**Set problem**: The records underneath are to be repeated exactly, with the pictures left out.

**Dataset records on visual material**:
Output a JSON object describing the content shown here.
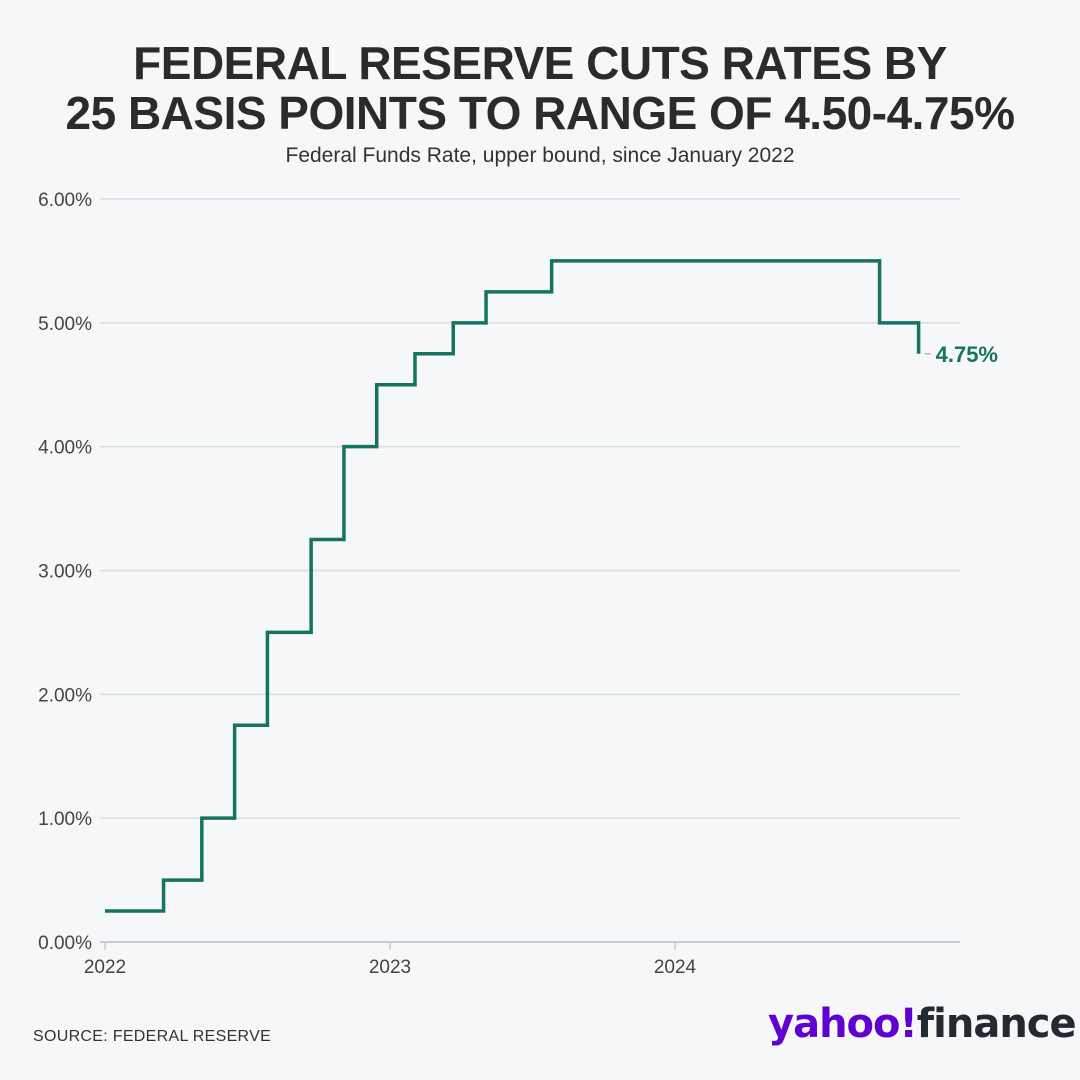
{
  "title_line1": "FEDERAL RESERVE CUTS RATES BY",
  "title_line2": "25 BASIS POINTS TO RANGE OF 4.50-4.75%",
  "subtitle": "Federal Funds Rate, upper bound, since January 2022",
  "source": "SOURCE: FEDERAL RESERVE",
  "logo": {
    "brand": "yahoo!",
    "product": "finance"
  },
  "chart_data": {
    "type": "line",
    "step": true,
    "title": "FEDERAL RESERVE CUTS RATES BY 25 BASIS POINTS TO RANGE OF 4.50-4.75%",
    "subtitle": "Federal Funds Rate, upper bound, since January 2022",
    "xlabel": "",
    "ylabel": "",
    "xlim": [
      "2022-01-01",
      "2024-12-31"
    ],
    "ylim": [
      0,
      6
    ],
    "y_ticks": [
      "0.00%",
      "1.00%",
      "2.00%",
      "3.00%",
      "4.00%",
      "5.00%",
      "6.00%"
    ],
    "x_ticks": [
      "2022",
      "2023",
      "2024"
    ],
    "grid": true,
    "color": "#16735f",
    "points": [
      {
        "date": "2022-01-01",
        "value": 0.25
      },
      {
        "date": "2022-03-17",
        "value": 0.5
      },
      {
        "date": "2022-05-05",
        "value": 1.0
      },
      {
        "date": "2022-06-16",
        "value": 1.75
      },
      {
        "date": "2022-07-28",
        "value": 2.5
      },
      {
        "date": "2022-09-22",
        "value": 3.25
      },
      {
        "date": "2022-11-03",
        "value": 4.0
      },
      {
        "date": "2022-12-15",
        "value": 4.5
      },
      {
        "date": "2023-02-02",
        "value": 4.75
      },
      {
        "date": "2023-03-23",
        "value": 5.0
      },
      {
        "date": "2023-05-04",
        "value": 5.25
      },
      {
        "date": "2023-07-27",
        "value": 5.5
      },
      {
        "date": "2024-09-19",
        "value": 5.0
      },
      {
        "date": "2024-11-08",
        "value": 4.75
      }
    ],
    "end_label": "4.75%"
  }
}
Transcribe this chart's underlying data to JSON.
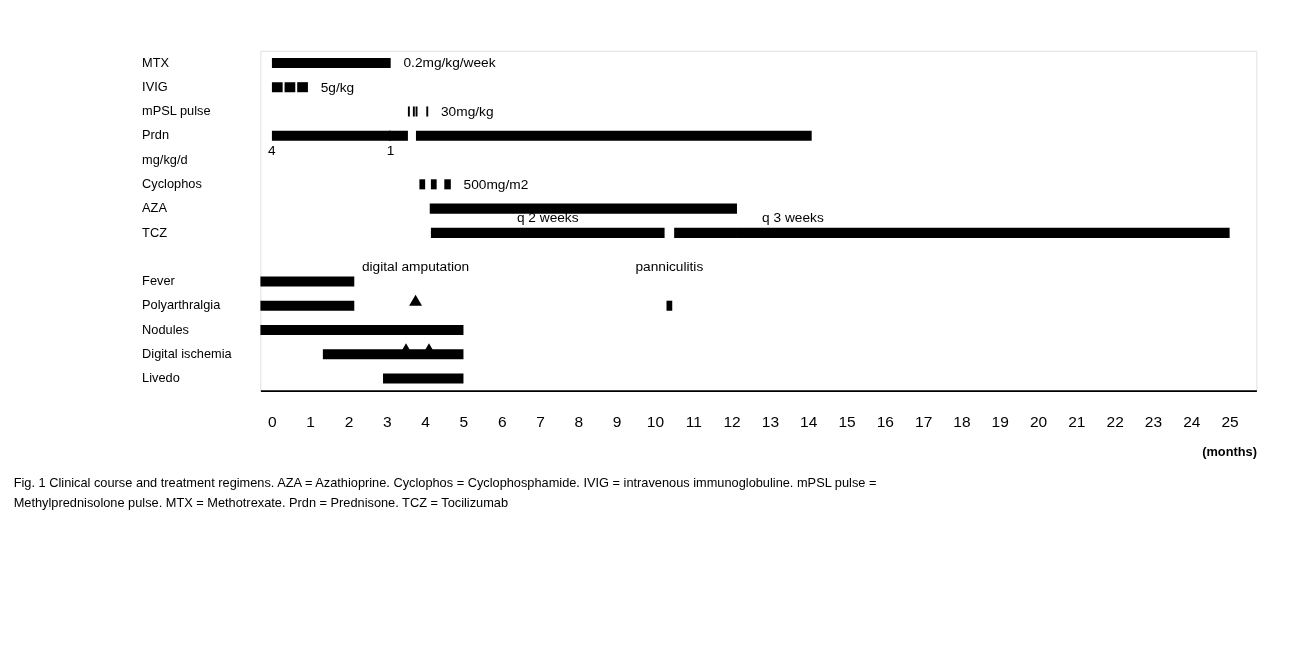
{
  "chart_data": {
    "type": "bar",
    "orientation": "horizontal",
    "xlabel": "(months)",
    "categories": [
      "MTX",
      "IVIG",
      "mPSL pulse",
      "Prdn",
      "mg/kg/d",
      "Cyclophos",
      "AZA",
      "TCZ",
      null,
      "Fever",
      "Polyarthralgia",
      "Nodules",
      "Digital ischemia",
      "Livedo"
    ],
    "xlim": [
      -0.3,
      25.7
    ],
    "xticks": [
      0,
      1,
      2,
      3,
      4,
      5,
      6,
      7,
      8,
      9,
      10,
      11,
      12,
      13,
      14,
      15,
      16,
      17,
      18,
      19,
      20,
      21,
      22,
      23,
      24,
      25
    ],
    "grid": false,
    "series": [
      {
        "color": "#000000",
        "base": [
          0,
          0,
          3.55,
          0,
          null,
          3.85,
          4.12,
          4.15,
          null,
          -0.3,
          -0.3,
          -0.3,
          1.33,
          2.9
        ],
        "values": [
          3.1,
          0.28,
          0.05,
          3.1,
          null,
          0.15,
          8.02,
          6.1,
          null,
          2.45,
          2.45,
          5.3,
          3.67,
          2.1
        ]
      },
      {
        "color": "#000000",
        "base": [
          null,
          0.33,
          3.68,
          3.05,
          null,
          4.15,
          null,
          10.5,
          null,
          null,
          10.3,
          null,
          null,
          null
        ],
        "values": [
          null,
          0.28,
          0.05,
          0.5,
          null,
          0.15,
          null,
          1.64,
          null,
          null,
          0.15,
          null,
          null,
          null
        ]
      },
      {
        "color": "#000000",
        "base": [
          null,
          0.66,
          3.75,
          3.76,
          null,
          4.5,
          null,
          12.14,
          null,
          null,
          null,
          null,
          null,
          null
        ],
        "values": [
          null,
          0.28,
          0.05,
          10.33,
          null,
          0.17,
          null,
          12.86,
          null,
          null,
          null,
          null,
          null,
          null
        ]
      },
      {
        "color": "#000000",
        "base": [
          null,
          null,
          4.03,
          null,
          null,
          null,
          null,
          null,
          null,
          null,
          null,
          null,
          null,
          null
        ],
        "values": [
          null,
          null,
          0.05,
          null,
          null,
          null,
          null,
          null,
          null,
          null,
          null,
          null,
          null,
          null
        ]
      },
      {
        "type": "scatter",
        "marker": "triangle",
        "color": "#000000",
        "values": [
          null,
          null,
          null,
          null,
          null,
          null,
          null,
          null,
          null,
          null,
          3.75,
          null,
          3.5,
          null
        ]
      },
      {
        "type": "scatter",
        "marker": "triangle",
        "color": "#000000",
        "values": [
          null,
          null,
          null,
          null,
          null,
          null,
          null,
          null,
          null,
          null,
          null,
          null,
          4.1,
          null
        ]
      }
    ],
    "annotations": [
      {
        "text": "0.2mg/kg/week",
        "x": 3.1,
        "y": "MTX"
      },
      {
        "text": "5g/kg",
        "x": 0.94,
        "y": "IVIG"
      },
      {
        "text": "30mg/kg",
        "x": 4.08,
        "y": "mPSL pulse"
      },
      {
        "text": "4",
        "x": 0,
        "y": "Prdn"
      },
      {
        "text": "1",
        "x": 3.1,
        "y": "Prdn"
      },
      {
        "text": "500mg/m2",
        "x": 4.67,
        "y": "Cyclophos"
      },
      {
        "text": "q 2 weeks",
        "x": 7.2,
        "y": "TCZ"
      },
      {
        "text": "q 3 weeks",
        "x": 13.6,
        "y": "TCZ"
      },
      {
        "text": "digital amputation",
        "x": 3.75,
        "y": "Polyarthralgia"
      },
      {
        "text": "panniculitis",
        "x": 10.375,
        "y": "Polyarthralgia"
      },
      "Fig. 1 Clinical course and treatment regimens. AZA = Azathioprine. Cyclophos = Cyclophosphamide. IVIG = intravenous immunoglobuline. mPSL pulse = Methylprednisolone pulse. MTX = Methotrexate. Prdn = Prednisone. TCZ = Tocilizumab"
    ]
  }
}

**Response to this task**:
Output a JSON object describing the content shown here.
{
  "title_line1": "FEDERAL RESERVE CUTS RATES BY",
  "title_line2": "25 BASIS POINTS TO RANGE OF 4.50-4.75%",
  "subtitle": "Federal Funds Rate, upper bound, since January 2022",
  "source": "SOURCE: FEDERAL RESERVE",
  "logo": {
    "brand": "yahoo!",
    "product": "finance"
  },
  "chart_data": {
    "type": "line",
    "step": true,
    "title": "FEDERAL RESERVE CUTS RATES BY 25 BASIS POINTS TO RANGE OF 4.50-4.75%",
    "subtitle": "Federal Funds Rate, upper bound, since January 2022",
    "xlabel": "",
    "ylabel": "",
    "xlim": [
      "2022-01-01",
      "2024-12-31"
    ],
    "ylim": [
      0,
      6
    ],
    "y_ticks": [
      "0.00%",
      "1.00%",
      "2.00%",
      "3.00%",
      "4.00%",
      "5.00%",
      "6.00%"
    ],
    "x_ticks": [
      "2022",
      "2023",
      "2024"
    ],
    "grid": true,
    "color": "#16735f",
    "points": [
      {
        "date": "2022-01-01",
        "value": 0.25
      },
      {
        "date": "2022-03-17",
        "value": 0.5
      },
      {
        "date": "2022-05-05",
        "value": 1.0
      },
      {
        "date": "2022-06-16",
        "value": 1.75
      },
      {
        "date": "2022-07-28",
        "value": 2.5
      },
      {
        "date": "2022-09-22",
        "value": 3.25
      },
      {
        "date": "2022-11-03",
        "value": 4.0
      },
      {
        "date": "2022-12-15",
        "value": 4.5
      },
      {
        "date": "2023-02-02",
        "value": 4.75
      },
      {
        "date": "2023-03-23",
        "value": 5.0
      },
      {
        "date": "2023-05-04",
        "value": 5.25
      },
      {
        "date": "2023-07-27",
        "value": 5.5
      },
      {
        "date": "2024-09-19",
        "value": 5.0
      },
      {
        "date": "2024-11-08",
        "value": 4.75
      }
    ],
    "end_label": "4.75%"
  }
}
Transcribe this chart's underlying data to JSON.
{
  "chart_data": {
    "type": "bar",
    "orientation": "horizontal",
    "xlabel": "(months)",
    "categories": [
      "MTX",
      "IVIG",
      "mPSL pulse",
      "Prdn",
      "mg/kg/d",
      "Cyclophos",
      "AZA",
      "TCZ",
      null,
      "Fever",
      "Polyarthralgia",
      "Nodules",
      "Digital ischemia",
      "Livedo"
    ],
    "xlim": [
      -0.3,
      25.7
    ],
    "xticks": [
      0,
      1,
      2,
      3,
      4,
      5,
      6,
      7,
      8,
      9,
      10,
      11,
      12,
      13,
      14,
      15,
      16,
      17,
      18,
      19,
      20,
      21,
      22,
      23,
      24,
      25
    ],
    "grid": false,
    "series": [
      {
        "color": "#000000",
        "base": [
          0,
          0,
          3.55,
          0,
          null,
          3.85,
          4.12,
          4.15,
          null,
          -0.3,
          -0.3,
          -0.3,
          1.33,
          2.9
        ],
        "values": [
          3.1,
          0.28,
          0.05,
          3.1,
          null,
          0.15,
          8.02,
          6.1,
          null,
          2.45,
          2.45,
          5.3,
          3.67,
          2.1
        ]
      },
      {
        "color": "#000000",
        "base": [
          null,
          0.33,
          3.68,
          3.05,
          null,
          4.15,
          null,
          10.5,
          null,
          null,
          10.3,
          null,
          null,
          null
        ],
        "values": [
          null,
          0.28,
          0.05,
          0.5,
          null,
          0.15,
          null,
          1.64,
          null,
          null,
          0.15,
          null,
          null,
          null
        ]
      },
      {
        "color": "#000000",
        "base": [
          null,
          0.66,
          3.75,
          3.76,
          null,
          4.5,
          null,
          12.14,
          null,
          null,
          null,
          null,
          null,
          null
        ],
        "values": [
          null,
          0.28,
          0.05,
          10.33,
          null,
          0.17,
          null,
          12.86,
          null,
          null,
          null,
          null,
          null,
          null
        ]
      },
      {
        "color": "#000000",
        "base": [
          null,
          null,
          4.03,
          null,
          null,
          null,
          null,
          null,
          null,
          null,
          null,
          null,
          null,
          null
        ],
        "values": [
          null,
          null,
          0.05,
          null,
          null,
          null,
          null,
          null,
          null,
          null,
          null,
          null,
          null,
          null
        ]
      },
      {
        "type": "scatter",
        "marker": "triangle",
        "color": "#000000",
        "values": [
          null,
          null,
          null,
          null,
          null,
          null,
          null,
          null,
          null,
          null,
          3.75,
          null,
          3.5,
          null
        ]
      },
      {
        "type": "scatter",
        "marker": "triangle",
        "color": "#000000",
        "values": [
          null,
          null,
          null,
          null,
          null,
          null,
          null,
          null,
          null,
          null,
          null,
          null,
          4.1,
          null
        ]
      }
    ],
    "annotations": [
      {
        "text": "0.2mg/kg/week",
        "x": 3.1,
        "y": "MTX"
      },
      {
        "text": "5g/kg",
        "x": 0.94,
        "y": "IVIG"
      },
      {
        "text": "30mg/kg",
        "x": 4.08,
        "y": "mPSL pulse"
      },
      {
        "text": "4",
        "x": 0,
        "y": "Prdn"
      },
      {
        "text": "1",
        "x": 3.1,
        "y": "Prdn"
      },
      {
        "text": "500mg/m2",
        "x": 4.67,
        "y": "Cyclophos"
      },
      {
        "text": "q 2 weeks",
        "x": 7.2,
        "y": "TCZ"
      },
      {
        "text": "q 3 weeks",
        "x": 13.6,
        "y": "TCZ"
      },
      {
        "text": "digital amputation",
        "x": 3.75,
        "y": "Polyarthralgia"
      },
      {
        "text": "panniculitis",
        "x": 10.375,
        "y": "Polyarthralgia"
      },
      "Fig. 1 Clinical course and treatment regimens. AZA = Azathioprine. Cyclophos = Cyclophosphamide. IVIG = intravenous immunoglobuline. mPSL pulse = Methylprednisolone pulse. MTX = Methotrexate. Prdn = Prednisone. TCZ = Tocilizumab"
    ]
  }
}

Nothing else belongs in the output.